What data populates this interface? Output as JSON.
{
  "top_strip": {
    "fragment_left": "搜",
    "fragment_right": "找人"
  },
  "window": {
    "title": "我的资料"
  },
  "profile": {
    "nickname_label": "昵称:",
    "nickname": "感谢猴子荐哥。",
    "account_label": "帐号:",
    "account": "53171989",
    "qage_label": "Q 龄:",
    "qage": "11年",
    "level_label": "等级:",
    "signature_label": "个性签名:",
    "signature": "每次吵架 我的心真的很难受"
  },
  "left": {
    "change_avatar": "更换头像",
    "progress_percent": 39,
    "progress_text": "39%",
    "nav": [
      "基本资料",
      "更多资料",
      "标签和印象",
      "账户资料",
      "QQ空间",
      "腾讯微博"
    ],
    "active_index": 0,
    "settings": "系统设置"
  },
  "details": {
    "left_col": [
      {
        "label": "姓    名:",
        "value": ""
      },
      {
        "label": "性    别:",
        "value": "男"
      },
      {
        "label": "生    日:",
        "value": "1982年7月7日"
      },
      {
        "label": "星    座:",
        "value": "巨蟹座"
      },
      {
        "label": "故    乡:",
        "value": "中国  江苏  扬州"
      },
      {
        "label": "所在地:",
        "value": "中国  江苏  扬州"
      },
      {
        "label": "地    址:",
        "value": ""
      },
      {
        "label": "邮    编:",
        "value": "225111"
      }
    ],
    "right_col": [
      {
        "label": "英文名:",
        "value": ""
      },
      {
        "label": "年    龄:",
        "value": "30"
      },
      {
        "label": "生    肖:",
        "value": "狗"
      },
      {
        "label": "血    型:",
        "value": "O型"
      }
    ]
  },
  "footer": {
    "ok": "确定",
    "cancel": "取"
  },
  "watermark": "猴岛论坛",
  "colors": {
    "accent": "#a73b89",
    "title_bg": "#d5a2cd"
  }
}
:::
Reproduce the entries above in full, verbatim.

• The answer:
What data populates this interface? Output as JSON.
{
  "top_strip": {
    "fragment_left": "搜",
    "fragment_right": "找人"
  },
  "window": {
    "title": "我的资料"
  },
  "profile": {
    "nickname_label": "昵称:",
    "nickname": "感谢猴子荐哥。",
    "account_label": "帐号:",
    "account": "53171989",
    "qage_label": "Q 龄:",
    "qage": "11年",
    "level_label": "等级:",
    "signature_label": "个性签名:",
    "signature": "每次吵架 我的心真的很难受"
  },
  "left": {
    "change_avatar": "更换头像",
    "progress_percent": 39,
    "progress_text": "39%",
    "nav": [
      "基本资料",
      "更多资料",
      "标签和印象",
      "账户资料",
      "QQ空间",
      "腾讯微博"
    ],
    "active_index": 0,
    "settings": "系统设置"
  },
  "details": {
    "left_col": [
      {
        "label": "姓    名:",
        "value": ""
      },
      {
        "label": "性    别:",
        "value": "男"
      },
      {
        "label": "生    日:",
        "value": "1982年7月7日"
      },
      {
        "label": "星    座:",
        "value": "巨蟹座"
      },
      {
        "label": "故    乡:",
        "value": "中国  江苏  扬州"
      },
      {
        "label": "所在地:",
        "value": "中国  江苏  扬州"
      },
      {
        "label": "地    址:",
        "value": ""
      },
      {
        "label": "邮    编:",
        "value": "225111"
      }
    ],
    "right_col": [
      {
        "label": "英文名:",
        "value": ""
      },
      {
        "label": "年    龄:",
        "value": "30"
      },
      {
        "label": "生    肖:",
        "value": "狗"
      },
      {
        "label": "血    型:",
        "value": "O型"
      }
    ]
  },
  "footer": {
    "ok": "确定",
    "cancel": "取"
  },
  "watermark": "猴岛论坛",
  "colors": {
    "accent": "#a73b89",
    "title_bg": "#d5a2cd"
  }
}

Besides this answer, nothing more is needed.